§ **Challenge**: From the material below, list every line containing "mosca".

— start of Data for processing —

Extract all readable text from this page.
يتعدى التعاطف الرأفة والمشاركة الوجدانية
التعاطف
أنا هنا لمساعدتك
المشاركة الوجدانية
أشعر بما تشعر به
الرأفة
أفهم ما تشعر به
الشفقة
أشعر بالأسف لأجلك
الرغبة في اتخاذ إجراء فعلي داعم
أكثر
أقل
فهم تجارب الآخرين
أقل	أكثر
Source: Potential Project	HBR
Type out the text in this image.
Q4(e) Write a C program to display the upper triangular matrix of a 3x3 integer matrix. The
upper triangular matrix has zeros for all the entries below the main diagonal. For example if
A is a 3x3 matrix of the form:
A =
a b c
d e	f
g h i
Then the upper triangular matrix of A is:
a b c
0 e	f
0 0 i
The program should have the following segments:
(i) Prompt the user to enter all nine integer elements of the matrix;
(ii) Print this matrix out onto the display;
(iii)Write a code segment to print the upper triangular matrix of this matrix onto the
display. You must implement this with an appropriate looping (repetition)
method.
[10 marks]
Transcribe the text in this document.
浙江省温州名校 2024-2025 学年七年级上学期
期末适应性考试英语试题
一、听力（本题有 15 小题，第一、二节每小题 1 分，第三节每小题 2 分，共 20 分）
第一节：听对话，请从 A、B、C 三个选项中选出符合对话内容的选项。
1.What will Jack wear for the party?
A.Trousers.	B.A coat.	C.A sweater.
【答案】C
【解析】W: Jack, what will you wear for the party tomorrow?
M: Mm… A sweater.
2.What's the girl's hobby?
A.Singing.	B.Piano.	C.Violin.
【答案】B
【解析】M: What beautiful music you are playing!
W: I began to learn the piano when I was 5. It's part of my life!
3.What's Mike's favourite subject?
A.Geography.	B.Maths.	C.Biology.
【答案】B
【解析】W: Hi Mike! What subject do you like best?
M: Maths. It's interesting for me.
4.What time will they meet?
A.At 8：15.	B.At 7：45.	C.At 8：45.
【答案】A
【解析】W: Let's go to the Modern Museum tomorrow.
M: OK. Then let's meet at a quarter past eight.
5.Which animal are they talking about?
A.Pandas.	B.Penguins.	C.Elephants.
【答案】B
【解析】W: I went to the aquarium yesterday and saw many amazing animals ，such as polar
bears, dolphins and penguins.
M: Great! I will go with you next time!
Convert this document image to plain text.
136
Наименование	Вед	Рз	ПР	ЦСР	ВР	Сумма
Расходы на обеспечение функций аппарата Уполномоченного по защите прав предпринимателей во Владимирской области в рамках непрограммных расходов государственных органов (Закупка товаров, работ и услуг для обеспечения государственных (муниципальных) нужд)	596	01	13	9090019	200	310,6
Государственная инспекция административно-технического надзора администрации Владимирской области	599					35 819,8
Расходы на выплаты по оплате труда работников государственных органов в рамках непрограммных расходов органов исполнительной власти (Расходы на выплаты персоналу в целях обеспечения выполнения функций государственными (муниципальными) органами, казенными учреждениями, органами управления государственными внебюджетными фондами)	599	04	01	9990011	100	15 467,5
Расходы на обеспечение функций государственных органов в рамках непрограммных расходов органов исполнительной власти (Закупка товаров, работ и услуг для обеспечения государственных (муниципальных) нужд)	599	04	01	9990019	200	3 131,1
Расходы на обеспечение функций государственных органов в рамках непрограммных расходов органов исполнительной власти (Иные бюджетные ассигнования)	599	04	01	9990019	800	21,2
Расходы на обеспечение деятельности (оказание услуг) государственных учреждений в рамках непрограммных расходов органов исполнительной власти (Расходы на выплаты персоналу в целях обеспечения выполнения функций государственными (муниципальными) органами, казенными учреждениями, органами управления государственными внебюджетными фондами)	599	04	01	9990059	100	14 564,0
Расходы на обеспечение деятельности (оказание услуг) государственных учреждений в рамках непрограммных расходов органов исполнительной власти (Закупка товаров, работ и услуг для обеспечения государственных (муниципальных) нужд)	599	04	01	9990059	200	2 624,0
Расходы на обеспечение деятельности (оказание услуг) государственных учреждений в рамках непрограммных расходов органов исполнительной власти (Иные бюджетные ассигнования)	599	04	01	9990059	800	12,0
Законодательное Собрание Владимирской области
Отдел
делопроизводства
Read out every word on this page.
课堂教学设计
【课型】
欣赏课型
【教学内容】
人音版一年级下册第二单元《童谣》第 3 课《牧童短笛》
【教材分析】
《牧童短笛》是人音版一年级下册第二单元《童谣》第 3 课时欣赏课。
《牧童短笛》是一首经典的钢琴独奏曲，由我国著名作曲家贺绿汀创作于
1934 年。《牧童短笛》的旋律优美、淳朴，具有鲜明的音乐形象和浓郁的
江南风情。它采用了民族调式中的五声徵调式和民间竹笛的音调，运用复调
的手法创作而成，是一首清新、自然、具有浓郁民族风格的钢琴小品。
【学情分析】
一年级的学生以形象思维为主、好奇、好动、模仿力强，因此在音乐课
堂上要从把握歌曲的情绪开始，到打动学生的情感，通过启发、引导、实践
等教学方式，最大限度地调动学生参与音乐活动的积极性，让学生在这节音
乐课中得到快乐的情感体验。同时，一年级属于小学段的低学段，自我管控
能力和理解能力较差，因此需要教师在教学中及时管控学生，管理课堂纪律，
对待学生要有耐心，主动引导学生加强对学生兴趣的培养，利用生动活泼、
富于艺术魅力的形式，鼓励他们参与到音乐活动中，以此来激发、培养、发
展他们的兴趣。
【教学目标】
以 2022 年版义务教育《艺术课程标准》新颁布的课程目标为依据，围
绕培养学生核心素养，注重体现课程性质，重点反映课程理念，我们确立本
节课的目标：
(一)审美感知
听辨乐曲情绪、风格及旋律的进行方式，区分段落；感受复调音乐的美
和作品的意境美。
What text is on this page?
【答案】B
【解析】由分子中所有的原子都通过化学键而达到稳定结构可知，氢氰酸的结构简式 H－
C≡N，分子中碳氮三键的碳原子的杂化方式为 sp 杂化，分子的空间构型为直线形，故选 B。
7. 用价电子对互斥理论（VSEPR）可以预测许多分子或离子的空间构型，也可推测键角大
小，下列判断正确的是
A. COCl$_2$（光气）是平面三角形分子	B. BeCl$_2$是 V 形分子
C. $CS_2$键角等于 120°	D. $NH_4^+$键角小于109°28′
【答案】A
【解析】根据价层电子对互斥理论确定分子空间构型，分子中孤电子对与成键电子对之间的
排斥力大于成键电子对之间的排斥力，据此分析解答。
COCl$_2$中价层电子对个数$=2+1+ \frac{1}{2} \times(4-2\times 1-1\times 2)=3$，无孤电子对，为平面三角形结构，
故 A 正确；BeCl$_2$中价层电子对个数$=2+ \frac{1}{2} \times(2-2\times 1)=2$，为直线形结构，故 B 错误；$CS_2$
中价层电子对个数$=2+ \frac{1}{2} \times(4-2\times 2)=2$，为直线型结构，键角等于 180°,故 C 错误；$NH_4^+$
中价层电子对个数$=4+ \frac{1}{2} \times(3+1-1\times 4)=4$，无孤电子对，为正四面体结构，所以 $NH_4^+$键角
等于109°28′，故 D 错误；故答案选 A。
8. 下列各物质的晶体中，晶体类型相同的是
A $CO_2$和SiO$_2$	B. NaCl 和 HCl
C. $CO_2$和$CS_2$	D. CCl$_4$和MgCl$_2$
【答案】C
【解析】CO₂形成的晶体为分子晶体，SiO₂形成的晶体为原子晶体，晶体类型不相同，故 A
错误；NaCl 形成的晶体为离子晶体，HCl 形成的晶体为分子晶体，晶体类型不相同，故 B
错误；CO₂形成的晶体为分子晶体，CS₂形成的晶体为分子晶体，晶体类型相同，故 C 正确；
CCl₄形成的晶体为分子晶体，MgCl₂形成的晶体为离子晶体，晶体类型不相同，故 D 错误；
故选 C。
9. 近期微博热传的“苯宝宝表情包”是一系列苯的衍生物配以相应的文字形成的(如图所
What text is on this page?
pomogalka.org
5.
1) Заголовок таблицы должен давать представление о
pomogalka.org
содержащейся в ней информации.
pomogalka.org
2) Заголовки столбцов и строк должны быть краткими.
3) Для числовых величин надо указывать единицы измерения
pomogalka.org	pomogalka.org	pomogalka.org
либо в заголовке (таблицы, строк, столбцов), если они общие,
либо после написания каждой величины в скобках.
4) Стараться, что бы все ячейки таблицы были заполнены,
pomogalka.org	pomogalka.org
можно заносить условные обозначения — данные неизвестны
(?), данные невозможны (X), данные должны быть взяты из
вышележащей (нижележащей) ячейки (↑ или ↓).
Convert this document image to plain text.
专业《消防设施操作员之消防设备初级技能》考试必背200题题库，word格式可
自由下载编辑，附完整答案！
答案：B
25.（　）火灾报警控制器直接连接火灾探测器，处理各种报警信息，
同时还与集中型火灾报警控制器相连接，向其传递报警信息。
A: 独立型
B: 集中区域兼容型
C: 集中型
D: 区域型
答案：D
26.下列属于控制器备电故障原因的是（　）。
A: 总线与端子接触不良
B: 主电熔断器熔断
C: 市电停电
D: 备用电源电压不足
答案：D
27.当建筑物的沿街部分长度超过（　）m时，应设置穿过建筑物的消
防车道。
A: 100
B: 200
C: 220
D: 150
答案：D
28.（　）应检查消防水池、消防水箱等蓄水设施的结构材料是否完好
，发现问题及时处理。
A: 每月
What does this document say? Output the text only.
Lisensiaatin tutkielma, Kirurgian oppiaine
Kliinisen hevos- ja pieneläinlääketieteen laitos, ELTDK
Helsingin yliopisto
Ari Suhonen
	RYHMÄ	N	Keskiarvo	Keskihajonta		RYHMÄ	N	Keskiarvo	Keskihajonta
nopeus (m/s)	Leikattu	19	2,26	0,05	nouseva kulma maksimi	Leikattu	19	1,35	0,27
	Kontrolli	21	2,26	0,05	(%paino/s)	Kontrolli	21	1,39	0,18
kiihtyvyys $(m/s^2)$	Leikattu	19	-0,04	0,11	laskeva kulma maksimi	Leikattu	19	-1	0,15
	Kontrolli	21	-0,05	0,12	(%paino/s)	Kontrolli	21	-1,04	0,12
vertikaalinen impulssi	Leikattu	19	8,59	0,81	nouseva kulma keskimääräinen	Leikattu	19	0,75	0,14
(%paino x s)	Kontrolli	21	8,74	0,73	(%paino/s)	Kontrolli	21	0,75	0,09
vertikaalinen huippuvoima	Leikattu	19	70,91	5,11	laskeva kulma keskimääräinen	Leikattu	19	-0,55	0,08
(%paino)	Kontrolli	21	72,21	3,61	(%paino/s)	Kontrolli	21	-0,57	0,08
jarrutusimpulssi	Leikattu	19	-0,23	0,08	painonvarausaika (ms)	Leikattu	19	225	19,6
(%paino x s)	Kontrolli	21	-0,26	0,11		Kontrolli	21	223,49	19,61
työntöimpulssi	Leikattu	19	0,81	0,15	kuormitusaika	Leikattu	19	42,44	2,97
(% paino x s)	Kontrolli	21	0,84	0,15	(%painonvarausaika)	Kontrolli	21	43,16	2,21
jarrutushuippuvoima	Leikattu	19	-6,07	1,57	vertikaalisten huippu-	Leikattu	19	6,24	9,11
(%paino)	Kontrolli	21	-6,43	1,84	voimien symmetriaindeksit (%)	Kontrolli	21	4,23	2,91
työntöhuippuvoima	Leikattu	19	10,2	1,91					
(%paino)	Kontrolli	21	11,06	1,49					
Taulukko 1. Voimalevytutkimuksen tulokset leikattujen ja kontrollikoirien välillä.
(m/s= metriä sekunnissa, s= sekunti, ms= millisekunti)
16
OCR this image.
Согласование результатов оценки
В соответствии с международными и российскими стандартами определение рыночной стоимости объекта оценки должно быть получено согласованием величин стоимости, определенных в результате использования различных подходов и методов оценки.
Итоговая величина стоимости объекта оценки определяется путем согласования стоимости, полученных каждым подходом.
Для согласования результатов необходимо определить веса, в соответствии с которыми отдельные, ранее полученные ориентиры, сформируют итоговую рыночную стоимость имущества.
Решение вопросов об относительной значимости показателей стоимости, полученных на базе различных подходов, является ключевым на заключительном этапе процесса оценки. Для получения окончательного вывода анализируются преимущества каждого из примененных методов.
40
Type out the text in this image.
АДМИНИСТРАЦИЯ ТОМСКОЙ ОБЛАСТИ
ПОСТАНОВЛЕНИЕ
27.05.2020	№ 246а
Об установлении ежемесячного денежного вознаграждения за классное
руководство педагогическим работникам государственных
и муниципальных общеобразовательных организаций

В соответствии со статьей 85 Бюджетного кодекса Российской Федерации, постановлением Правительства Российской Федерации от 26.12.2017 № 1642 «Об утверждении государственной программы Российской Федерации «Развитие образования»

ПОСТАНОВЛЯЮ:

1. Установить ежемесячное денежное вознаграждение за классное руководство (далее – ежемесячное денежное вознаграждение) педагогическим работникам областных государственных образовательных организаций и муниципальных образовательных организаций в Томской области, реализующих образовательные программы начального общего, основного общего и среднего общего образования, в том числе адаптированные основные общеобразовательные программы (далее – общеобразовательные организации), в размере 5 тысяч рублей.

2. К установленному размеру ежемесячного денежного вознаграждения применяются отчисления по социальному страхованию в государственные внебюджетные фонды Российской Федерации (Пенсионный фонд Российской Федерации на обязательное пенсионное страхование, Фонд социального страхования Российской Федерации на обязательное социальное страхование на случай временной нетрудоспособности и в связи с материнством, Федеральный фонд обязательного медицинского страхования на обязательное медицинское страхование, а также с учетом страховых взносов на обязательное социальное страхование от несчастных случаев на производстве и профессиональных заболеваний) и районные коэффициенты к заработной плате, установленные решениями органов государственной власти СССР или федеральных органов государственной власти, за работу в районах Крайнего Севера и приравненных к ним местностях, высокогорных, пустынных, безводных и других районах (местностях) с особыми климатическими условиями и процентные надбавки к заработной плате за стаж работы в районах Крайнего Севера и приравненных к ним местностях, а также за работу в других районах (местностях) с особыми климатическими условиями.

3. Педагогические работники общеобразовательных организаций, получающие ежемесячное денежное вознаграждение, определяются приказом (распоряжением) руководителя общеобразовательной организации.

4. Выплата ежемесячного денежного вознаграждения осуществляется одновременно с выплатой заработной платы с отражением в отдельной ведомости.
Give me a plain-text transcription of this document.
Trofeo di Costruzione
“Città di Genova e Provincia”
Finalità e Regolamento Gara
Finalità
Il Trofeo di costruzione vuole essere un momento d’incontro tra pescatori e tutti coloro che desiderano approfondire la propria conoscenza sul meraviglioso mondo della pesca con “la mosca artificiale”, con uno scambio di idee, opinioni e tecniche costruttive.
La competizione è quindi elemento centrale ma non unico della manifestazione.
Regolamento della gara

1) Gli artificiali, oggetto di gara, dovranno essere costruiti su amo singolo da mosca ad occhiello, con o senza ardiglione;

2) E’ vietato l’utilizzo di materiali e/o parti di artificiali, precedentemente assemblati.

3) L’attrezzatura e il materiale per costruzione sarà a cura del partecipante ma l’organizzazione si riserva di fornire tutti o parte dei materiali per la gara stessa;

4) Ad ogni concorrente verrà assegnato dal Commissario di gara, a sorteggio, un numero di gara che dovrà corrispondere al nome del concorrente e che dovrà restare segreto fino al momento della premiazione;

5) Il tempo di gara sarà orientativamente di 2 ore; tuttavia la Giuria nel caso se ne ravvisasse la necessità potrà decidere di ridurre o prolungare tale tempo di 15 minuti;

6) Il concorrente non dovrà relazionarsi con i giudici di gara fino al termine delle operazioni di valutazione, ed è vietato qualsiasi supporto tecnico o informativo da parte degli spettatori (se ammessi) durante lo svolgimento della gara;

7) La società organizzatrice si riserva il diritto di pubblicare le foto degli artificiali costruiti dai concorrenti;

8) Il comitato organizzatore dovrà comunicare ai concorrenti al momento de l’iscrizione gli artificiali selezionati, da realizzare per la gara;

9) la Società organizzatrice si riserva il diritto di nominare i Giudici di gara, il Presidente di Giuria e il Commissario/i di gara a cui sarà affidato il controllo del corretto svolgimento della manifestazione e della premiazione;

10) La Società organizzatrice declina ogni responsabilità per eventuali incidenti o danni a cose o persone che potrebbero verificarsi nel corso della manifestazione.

— end of Data for processing —

§ **Exercise result**:
Il Trofeo di costruzione vuole essere un momento d’incontro tra pescatori e tutti coloro che desiderano approfondire la propria conoscenza sul meraviglioso mondo della pesca con “la mosca artificiale”, con uno scambio di idee, opinioni e tecniche costruttive.
1) Gli artificiali, oggetto di gara, dovranno essere costruiti su amo singolo da mosca ad occhiello, con o senza ardiglione;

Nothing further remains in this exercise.